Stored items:
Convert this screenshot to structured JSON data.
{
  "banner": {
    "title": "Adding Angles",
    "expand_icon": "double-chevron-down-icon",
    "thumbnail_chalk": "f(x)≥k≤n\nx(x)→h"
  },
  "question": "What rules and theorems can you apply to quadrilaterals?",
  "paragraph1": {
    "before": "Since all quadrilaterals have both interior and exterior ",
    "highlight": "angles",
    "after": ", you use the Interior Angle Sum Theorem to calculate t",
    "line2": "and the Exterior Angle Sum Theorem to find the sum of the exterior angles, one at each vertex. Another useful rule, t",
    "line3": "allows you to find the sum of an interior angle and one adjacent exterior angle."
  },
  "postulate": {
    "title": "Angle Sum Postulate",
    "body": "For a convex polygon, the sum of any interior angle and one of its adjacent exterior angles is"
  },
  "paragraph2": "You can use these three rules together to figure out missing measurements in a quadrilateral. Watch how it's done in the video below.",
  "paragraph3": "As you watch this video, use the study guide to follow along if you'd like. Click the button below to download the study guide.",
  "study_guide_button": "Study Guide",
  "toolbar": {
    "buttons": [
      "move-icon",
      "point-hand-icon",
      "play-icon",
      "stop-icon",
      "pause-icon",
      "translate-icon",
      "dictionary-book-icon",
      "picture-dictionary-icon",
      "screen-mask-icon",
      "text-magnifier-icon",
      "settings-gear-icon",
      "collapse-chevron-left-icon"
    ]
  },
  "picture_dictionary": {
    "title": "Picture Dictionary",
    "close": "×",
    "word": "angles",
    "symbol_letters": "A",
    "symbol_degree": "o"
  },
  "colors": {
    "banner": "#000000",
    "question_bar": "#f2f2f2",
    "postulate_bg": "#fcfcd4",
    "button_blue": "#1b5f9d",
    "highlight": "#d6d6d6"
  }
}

### [Task to carry out]
Transcribe all of the material exactly. Omit nothing.

### [Solved exercise]
Convert this screenshot to structured JSON data.
{
  "banner": {
    "title": "Adding Angles",
    "expand_icon": "double-chevron-down-icon",
    "thumbnail_chalk": "f(x)≥k≤n\nx(x)→h"
  },
  "question": "What rules and theorems can you apply to quadrilaterals?",
  "paragraph1": {
    "before": "Since all quadrilaterals have both interior and exterior ",
    "highlight": "angles",
    "after": ", you use the Interior Angle Sum Theorem to calculate t",
    "line2": "and the Exterior Angle Sum Theorem to find the sum of the exterior angles, one at each vertex. Another useful rule, t",
    "line3": "allows you to find the sum of an interior angle and one adjacent exterior angle."
  },
  "postulate": {
    "title": "Angle Sum Postulate",
    "body": "For a convex polygon, the sum of any interior angle and one of its adjacent exterior angles is"
  },
  "paragraph2": "You can use these three rules together to figure out missing measurements in a quadrilateral. Watch how it's done in the video below.",
  "paragraph3": "As you watch this video, use the study guide to follow along if you'd like. Click the button below to download the study guide.",
  "study_guide_button": "Study Guide",
  "toolbar": {
    "buttons": [
      "move-icon",
      "point-hand-icon",
      "play-icon",
      "stop-icon",
      "pause-icon",
      "translate-icon",
      "dictionary-book-icon",
      "picture-dictionary-icon",
      "screen-mask-icon",
      "text-magnifier-icon",
      "settings-gear-icon",
      "collapse-chevron-left-icon"
    ]
  },
  "picture_dictionary": {
    "title": "Picture Dictionary",
    "close": "×",
    "word": "angles",
    "symbol_letters": "A",
    "symbol_degree": "o"
  },
  "colors": {
    "banner": "#000000",
    "question_bar": "#f2f2f2",
    "postulate_bg": "#fcfcd4",
    "button_blue": "#1b5f9d",
    "highlight": "#d6d6d6"
  }
}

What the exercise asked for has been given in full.